Stored data entries:
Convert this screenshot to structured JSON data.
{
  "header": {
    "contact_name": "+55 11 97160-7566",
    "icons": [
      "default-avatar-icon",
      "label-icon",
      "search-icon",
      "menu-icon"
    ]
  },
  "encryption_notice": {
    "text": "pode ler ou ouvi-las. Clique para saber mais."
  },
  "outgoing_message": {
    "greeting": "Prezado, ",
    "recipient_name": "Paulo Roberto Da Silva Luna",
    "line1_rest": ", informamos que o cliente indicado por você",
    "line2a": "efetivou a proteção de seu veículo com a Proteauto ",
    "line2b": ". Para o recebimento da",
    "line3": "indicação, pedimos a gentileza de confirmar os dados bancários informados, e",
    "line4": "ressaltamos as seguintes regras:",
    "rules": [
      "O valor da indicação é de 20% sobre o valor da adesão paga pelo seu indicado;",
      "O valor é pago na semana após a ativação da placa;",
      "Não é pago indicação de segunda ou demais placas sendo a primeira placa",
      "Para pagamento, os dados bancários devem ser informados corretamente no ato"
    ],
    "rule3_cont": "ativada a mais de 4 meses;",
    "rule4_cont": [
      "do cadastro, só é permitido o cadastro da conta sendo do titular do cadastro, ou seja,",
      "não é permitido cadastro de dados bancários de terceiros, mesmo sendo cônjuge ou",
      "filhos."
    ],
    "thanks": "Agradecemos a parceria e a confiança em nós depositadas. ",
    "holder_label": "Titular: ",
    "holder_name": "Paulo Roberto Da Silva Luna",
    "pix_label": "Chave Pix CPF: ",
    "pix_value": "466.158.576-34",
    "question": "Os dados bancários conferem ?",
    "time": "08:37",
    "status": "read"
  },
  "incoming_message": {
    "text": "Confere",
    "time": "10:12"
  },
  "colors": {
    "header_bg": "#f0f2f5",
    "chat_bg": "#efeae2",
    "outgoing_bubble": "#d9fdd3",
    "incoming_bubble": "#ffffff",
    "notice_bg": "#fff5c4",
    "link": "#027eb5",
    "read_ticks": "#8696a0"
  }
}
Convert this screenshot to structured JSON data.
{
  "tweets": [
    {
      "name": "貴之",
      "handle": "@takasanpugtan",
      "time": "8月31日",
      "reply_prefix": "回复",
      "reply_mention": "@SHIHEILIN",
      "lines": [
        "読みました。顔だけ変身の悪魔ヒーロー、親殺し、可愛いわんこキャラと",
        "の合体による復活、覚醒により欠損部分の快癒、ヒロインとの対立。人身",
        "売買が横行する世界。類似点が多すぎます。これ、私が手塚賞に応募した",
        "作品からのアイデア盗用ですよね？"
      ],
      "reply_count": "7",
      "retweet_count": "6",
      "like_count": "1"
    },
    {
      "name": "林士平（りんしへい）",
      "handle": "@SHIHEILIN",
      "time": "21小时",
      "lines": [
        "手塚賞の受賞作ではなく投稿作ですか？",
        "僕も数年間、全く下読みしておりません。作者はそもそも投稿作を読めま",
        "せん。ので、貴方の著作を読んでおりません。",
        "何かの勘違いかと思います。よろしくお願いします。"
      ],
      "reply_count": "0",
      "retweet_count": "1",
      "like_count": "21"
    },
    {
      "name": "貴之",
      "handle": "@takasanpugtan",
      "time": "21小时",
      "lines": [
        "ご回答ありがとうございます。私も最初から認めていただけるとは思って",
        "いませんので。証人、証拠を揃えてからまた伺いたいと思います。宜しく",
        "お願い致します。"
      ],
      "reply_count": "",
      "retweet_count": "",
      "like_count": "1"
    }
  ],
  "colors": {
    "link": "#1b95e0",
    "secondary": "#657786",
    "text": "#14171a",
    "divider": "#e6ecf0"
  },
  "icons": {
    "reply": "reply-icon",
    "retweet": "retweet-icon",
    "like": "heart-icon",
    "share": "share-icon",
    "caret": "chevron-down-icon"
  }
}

# [What you have to do]
Write out the whole listing again. Match it word for word.

# [Result]
Convert this screenshot to structured JSON data.
{
  "header": {
    "contact_name": "+55 11 97160-7566",
    "icons": [
      "default-avatar-icon",
      "label-icon",
      "search-icon",
      "menu-icon"
    ]
  },
  "encryption_notice": {
    "text": "pode ler ou ouvi-las. Clique para saber mais."
  },
  "outgoing_message": {
    "greeting": "Prezado, ",
    "recipient_name": "Paulo Roberto Da Silva Luna",
    "line1_rest": ", informamos que o cliente indicado por você",
    "line2a": "efetivou a proteção de seu veículo com a Proteauto ",
    "line2b": ". Para o recebimento da",
    "line3": "indicação, pedimos a gentileza de confirmar os dados bancários informados, e",
    "line4": "ressaltamos as seguintes regras:",
    "rules": [
      "O valor da indicação é de 20% sobre o valor da adesão paga pelo seu indicado;",
      "O valor é pago na semana após a ativação da placa;",
      "Não é pago indicação de segunda ou demais placas sendo a primeira placa",
      "Para pagamento, os dados bancários devem ser informados corretamente no ato"
    ],
    "rule3_cont": "ativada a mais de 4 meses;",
    "rule4_cont": [
      "do cadastro, só é permitido o cadastro da conta sendo do titular do cadastro, ou seja,",
      "não é permitido cadastro de dados bancários de terceiros, mesmo sendo cônjuge ou",
      "filhos."
    ],
    "thanks": "Agradecemos a parceria e a confiança em nós depositadas. ",
    "holder_label": "Titular: ",
    "holder_name": "Paulo Roberto Da Silva Luna",
    "pix_label": "Chave Pix CPF: ",
    "pix_value": "466.158.576-34",
    "question": "Os dados bancários conferem ?",
    "time": "08:37",
    "status": "read"
  },
  "incoming_message": {
    "text": "Confere",
    "time": "10:12"
  },
  "colors": {
    "header_bg": "#f0f2f5",
    "chat_bg": "#efeae2",
    "outgoing_bubble": "#d9fdd3",
    "incoming_bubble": "#ffffff",
    "notice_bg": "#fff5c4",
    "link": "#027eb5",
    "read_ticks": "#8696a0"
  }
}
Convert this screenshot to structured JSON data.
{
  "tweets": [
    {
      "name": "貴之",
      "handle": "@takasanpugtan",
      "time": "8月31日",
      "reply_prefix": "回复",
      "reply_mention": "@SHIHEILIN",
      "lines": [
        "読みました。顔だけ変身の悪魔ヒーロー、親殺し、可愛いわんこキャラと",
        "の合体による復活、覚醒により欠損部分の快癒、ヒロインとの対立。人身",
        "売買が横行する世界。類似点が多すぎます。これ、私が手塚賞に応募した",
        "作品からのアイデア盗用ですよね？"
      ],
      "reply_count": "7",
      "retweet_count": "6",
      "like_count": "1"
    },
    {
      "name": "林士平（りんしへい）",
      "handle": "@SHIHEILIN",
      "time": "21小时",
      "lines": [
        "手塚賞の受賞作ではなく投稿作ですか？",
        "僕も数年間、全く下読みしておりません。作者はそもそも投稿作を読めま",
        "せん。ので、貴方の著作を読んでおりません。",
        "何かの勘違いかと思います。よろしくお願いします。"
      ],
      "reply_count": "0",
      "retweet_count": "1",
      "like_count": "21"
    },
    {
      "name": "貴之",
      "handle": "@takasanpugtan",
      "time": "21小时",
      "lines": [
        "ご回答ありがとうございます。私も最初から認めていただけるとは思って",
        "いませんので。証人、証拠を揃えてからまた伺いたいと思います。宜しく",
        "お願い致します。"
      ],
      "reply_count": "",
      "retweet_count": "",
      "like_count": "1"
    }
  ],
  "colors": {
    "link": "#1b95e0",
    "secondary": "#657786",
    "text": "#14171a",
    "divider": "#e6ecf0"
  },
  "icons": {
    "reply": "reply-icon",
    "retweet": "retweet-icon",
    "like": "heart-icon",
    "share": "share-icon",
    "caret": "chevron-down-icon"
  }
}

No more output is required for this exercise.